### EXERCISE PROMPT:
Your answer should be a single number: the count of lines that include "Serial".

(Stored data)
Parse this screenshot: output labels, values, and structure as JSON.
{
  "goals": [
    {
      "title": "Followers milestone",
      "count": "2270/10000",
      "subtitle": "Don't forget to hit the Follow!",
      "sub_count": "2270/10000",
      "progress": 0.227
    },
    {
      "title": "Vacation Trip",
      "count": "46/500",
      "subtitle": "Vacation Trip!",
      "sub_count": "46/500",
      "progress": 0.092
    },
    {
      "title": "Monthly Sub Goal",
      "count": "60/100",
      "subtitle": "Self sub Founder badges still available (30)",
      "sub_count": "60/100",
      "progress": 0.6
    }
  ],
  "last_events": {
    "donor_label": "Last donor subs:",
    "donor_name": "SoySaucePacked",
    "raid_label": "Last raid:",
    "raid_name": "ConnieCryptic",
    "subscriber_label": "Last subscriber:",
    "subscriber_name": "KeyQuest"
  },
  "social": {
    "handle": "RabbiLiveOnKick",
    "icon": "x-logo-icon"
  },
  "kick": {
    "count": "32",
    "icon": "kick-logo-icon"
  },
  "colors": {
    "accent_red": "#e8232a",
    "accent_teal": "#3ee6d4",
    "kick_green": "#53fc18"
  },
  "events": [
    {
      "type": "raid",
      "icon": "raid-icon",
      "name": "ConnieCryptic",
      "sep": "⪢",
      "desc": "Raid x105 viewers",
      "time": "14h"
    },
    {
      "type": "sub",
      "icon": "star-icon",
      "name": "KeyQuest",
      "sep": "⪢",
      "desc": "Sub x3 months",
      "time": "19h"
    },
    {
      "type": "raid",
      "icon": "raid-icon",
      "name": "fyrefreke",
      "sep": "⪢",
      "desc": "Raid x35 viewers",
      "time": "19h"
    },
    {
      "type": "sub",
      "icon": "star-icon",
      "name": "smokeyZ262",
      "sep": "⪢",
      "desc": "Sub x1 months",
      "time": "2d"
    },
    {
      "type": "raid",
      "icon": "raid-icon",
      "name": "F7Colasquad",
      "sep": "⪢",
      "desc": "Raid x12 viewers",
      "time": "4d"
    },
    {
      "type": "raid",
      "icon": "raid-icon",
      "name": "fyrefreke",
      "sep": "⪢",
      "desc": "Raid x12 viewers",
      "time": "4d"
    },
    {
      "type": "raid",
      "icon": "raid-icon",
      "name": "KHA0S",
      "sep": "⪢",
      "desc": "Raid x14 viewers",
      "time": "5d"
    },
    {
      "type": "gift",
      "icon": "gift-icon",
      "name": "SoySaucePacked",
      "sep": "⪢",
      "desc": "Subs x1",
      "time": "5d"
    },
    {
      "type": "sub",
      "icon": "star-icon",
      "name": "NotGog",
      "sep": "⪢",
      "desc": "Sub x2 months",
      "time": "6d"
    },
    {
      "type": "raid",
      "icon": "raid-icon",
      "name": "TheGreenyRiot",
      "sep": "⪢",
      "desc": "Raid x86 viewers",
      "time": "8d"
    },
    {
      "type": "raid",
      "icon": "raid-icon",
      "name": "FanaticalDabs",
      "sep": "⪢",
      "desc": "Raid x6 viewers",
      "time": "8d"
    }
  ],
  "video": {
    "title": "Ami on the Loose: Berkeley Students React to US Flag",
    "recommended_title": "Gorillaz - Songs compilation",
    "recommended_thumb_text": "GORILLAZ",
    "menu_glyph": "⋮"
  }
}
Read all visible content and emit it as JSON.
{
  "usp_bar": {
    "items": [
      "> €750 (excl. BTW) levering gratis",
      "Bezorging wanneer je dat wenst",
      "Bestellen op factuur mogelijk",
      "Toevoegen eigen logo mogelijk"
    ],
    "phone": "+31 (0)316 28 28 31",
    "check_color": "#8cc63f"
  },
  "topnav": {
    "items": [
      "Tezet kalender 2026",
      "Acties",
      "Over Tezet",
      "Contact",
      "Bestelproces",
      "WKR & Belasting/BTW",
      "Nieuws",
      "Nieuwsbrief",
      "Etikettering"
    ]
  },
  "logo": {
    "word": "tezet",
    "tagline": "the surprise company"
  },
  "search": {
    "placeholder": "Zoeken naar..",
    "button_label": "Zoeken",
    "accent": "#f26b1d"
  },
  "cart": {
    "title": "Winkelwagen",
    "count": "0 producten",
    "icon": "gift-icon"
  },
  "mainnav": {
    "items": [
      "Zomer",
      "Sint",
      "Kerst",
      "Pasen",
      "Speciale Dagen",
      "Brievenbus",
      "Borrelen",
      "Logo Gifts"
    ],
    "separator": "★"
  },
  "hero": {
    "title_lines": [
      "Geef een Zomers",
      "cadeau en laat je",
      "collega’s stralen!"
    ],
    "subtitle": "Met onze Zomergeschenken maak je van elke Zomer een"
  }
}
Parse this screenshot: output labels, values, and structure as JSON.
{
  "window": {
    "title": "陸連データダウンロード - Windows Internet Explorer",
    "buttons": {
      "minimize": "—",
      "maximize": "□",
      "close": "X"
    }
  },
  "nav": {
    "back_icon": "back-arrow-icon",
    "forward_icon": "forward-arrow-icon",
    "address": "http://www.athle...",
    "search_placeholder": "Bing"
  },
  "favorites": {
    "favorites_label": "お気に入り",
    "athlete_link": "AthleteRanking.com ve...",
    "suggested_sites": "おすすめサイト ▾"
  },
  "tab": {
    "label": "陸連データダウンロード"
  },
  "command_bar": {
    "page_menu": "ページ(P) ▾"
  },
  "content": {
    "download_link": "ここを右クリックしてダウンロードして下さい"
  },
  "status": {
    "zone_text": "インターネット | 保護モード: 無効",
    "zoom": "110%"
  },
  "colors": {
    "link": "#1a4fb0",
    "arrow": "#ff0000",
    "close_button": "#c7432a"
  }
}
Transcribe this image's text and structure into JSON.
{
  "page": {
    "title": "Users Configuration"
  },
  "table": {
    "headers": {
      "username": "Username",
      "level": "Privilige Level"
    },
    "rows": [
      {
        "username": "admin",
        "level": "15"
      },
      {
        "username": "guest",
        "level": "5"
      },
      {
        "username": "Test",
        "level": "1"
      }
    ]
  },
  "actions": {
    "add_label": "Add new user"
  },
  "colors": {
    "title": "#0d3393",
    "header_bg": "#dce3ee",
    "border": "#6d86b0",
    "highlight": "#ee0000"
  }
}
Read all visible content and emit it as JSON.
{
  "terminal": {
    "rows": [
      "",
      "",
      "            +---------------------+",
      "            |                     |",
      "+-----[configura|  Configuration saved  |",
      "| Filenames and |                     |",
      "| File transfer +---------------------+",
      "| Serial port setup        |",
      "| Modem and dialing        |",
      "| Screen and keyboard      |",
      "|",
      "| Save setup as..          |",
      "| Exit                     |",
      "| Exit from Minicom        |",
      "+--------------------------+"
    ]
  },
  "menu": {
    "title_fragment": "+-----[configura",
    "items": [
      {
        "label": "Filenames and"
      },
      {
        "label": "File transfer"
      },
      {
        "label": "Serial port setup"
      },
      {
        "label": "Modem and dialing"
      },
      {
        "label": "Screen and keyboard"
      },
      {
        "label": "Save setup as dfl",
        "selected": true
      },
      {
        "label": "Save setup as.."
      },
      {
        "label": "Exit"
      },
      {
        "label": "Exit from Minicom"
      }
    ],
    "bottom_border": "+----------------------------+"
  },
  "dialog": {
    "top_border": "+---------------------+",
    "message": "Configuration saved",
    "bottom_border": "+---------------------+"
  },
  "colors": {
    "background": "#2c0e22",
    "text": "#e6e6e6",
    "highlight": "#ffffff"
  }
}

### ANSWER BELOW:
2